**Exercise brief**. Select the lines below containing the word "Economics".

**Material**.
_ _ _ _ _

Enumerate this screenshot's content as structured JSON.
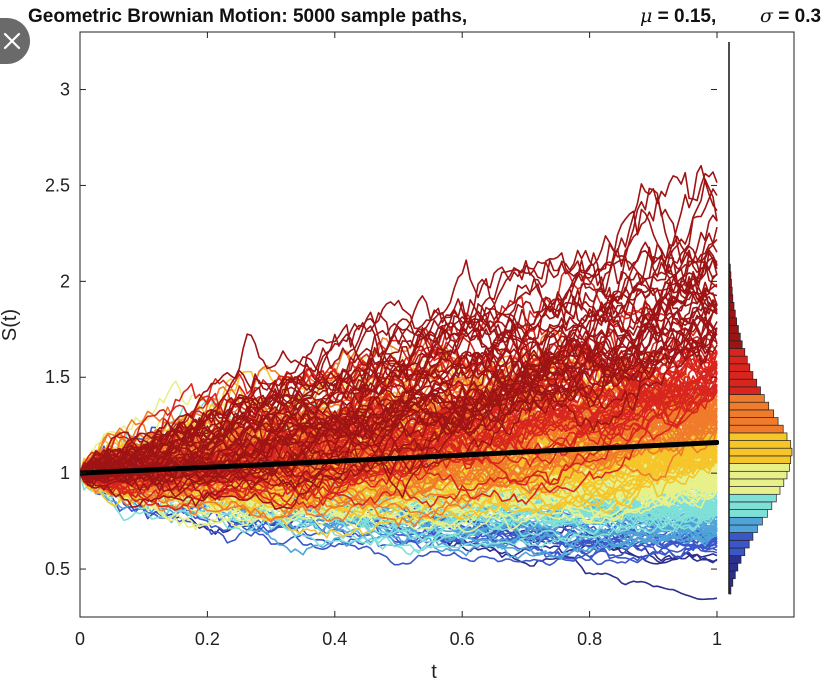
{
  "chart_data": {
    "type": "line",
    "title": "Geometric Brownian Motion: 5000 sample paths,",
    "params": [
      {
        "symbol": "μ",
        "value": " = 0.15,"
      },
      {
        "symbol": "σ",
        "value": " = 0.3"
      }
    ],
    "xlabel": "t",
    "ylabel": "S(t)",
    "xlim": [
      0,
      1
    ],
    "ylim": [
      0.25,
      3.3
    ],
    "x_ticks": [
      "0",
      "0.2",
      "0.4",
      "0.6",
      "0.8",
      "1"
    ],
    "x_tick_values": [
      0,
      0.2,
      0.4,
      0.6,
      0.8,
      1
    ],
    "y_ticks": [
      "0.5",
      "1",
      "1.5",
      "2",
      "2.5",
      "3"
    ],
    "y_tick_values": [
      0.5,
      1,
      1.5,
      2,
      2.5,
      3
    ],
    "grid": false,
    "series": [
      {
        "values": [
          [
            0,
            1.0
          ],
          [
            0.25,
            1.038
          ],
          [
            0.5,
            1.078
          ],
          [
            0.75,
            1.119
          ],
          [
            1,
            1.16
          ]
        ]
      }
    ],
    "path_count": 5000,
    "colormap": [
      "#2b2f8e",
      "#3a56c8",
      "#4fa3d8",
      "#7fe0d8",
      "#e8f08a",
      "#f5c52a",
      "#f07b2a",
      "#d8261e",
      "#9e1414"
    ],
    "histogram": {
      "orientation": "horizontal",
      "bins": [
        {
          "y": 0.39,
          "count": 0.03
        },
        {
          "y": 0.43,
          "count": 0.06
        },
        {
          "y": 0.47,
          "count": 0.1
        },
        {
          "y": 0.51,
          "count": 0.14
        },
        {
          "y": 0.55,
          "count": 0.19
        },
        {
          "y": 0.59,
          "count": 0.25
        },
        {
          "y": 0.63,
          "count": 0.32
        },
        {
          "y": 0.67,
          "count": 0.38
        },
        {
          "y": 0.71,
          "count": 0.45
        },
        {
          "y": 0.75,
          "count": 0.53
        },
        {
          "y": 0.79,
          "count": 0.61
        },
        {
          "y": 0.83,
          "count": 0.68
        },
        {
          "y": 0.87,
          "count": 0.75
        },
        {
          "y": 0.91,
          "count": 0.81
        },
        {
          "y": 0.95,
          "count": 0.87
        },
        {
          "y": 0.99,
          "count": 0.92
        },
        {
          "y": 1.03,
          "count": 0.96
        },
        {
          "y": 1.07,
          "count": 0.98
        },
        {
          "y": 1.11,
          "count": 1.0
        },
        {
          "y": 1.15,
          "count": 0.98
        },
        {
          "y": 1.19,
          "count": 0.92
        },
        {
          "y": 1.23,
          "count": 0.86
        },
        {
          "y": 1.27,
          "count": 0.78
        },
        {
          "y": 1.31,
          "count": 0.71
        },
        {
          "y": 1.35,
          "count": 0.63
        },
        {
          "y": 1.39,
          "count": 0.56
        },
        {
          "y": 1.43,
          "count": 0.5
        },
        {
          "y": 1.47,
          "count": 0.44
        },
        {
          "y": 1.51,
          "count": 0.38
        },
        {
          "y": 1.55,
          "count": 0.33
        },
        {
          "y": 1.59,
          "count": 0.29
        },
        {
          "y": 1.63,
          "count": 0.25
        },
        {
          "y": 1.67,
          "count": 0.21
        },
        {
          "y": 1.71,
          "count": 0.18
        },
        {
          "y": 1.75,
          "count": 0.15
        },
        {
          "y": 1.79,
          "count": 0.12
        },
        {
          "y": 1.83,
          "count": 0.1
        },
        {
          "y": 1.87,
          "count": 0.08
        },
        {
          "y": 1.91,
          "count": 0.06
        },
        {
          "y": 1.95,
          "count": 0.05
        },
        {
          "y": 1.99,
          "count": 0.04
        },
        {
          "y": 2.03,
          "count": 0.03
        },
        {
          "y": 2.07,
          "count": 0.02
        }
      ]
    }
  },
  "close_icon": "close-icon"
}
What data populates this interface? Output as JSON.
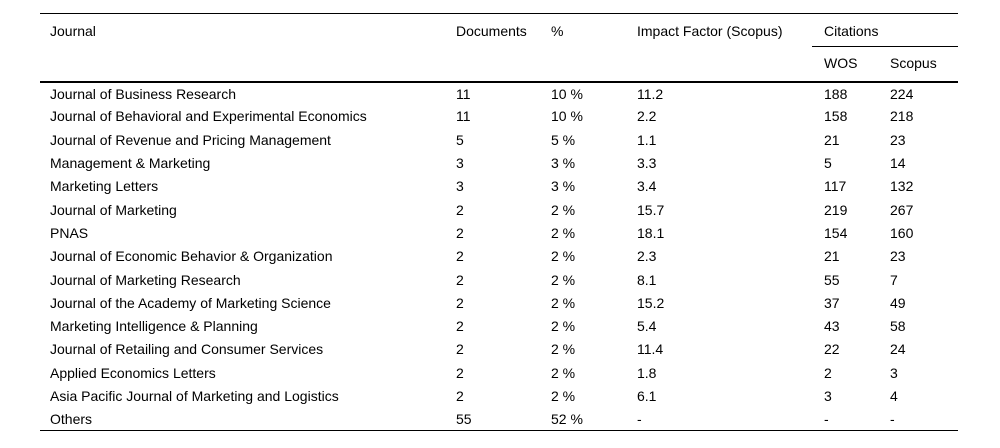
{
  "table": {
    "header": {
      "journal": "Journal",
      "documents": "Documents",
      "percent": "%",
      "impact_factor": "Impact Factor (Scopus)",
      "citations": "Citations",
      "citations_sub": {
        "wos": "WOS",
        "scopus": "Scopus"
      }
    },
    "column_order": [
      "journal",
      "documents",
      "percent",
      "impact_factor",
      "wos",
      "scopus"
    ],
    "rows": [
      {
        "journal": "Journal of Business Research",
        "documents": "11",
        "percent": "10 %",
        "impact_factor": "11.2",
        "wos": "188",
        "scopus": "224"
      },
      {
        "journal": "Journal of Behavioral and Experimental Economics",
        "documents": "11",
        "percent": "10 %",
        "impact_factor": "2.2",
        "wos": "158",
        "scopus": "218"
      },
      {
        "journal": "Journal of Revenue and Pricing Management",
        "documents": "5",
        "percent": "5 %",
        "impact_factor": "1.1",
        "wos": "21",
        "scopus": "23"
      },
      {
        "journal": "Management & Marketing",
        "documents": "3",
        "percent": "3 %",
        "impact_factor": "3.3",
        "wos": "5",
        "scopus": "14"
      },
      {
        "journal": "Marketing Letters",
        "documents": "3",
        "percent": "3 %",
        "impact_factor": "3.4",
        "wos": "117",
        "scopus": "132"
      },
      {
        "journal": "Journal of Marketing",
        "documents": "2",
        "percent": "2 %",
        "impact_factor": "15.7",
        "wos": "219",
        "scopus": "267"
      },
      {
        "journal": "PNAS",
        "documents": "2",
        "percent": "2 %",
        "impact_factor": "18.1",
        "wos": "154",
        "scopus": "160"
      },
      {
        "journal": "Journal of Economic Behavior & Organization",
        "documents": "2",
        "percent": "2 %",
        "impact_factor": "2.3",
        "wos": "21",
        "scopus": "23"
      },
      {
        "journal": "Journal of Marketing Research",
        "documents": "2",
        "percent": "2 %",
        "impact_factor": "8.1",
        "wos": "55",
        "scopus": "7"
      },
      {
        "journal": "Journal of the Academy of Marketing Science",
        "documents": "2",
        "percent": "2 %",
        "impact_factor": "15.2",
        "wos": "37",
        "scopus": "49"
      },
      {
        "journal": "Marketing Intelligence & Planning",
        "documents": "2",
        "percent": "2 %",
        "impact_factor": "5.4",
        "wos": "43",
        "scopus": "58"
      },
      {
        "journal": "Journal of Retailing and Consumer Services",
        "documents": "2",
        "percent": "2 %",
        "impact_factor": "11.4",
        "wos": "22",
        "scopus": "24"
      },
      {
        "journal": "Applied Economics Letters",
        "documents": "2",
        "percent": "2 %",
        "impact_factor": "1.8",
        "wos": "2",
        "scopus": "3"
      },
      {
        "journal": "Asia Pacific Journal of Marketing and Logistics",
        "documents": "2",
        "percent": "2 %",
        "impact_factor": "6.1",
        "wos": "3",
        "scopus": "4"
      },
      {
        "journal": "Others",
        "documents": "55",
        "percent": "52 %",
        "impact_factor": "-",
        "wos": "-",
        "scopus": "-"
      }
    ]
  }
}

_ _ _ _ _

**Answer to the exercise**.
        "journal": "Journal of Behavioral and Experimental Economics",
        "journal": "Applied Economics Letters",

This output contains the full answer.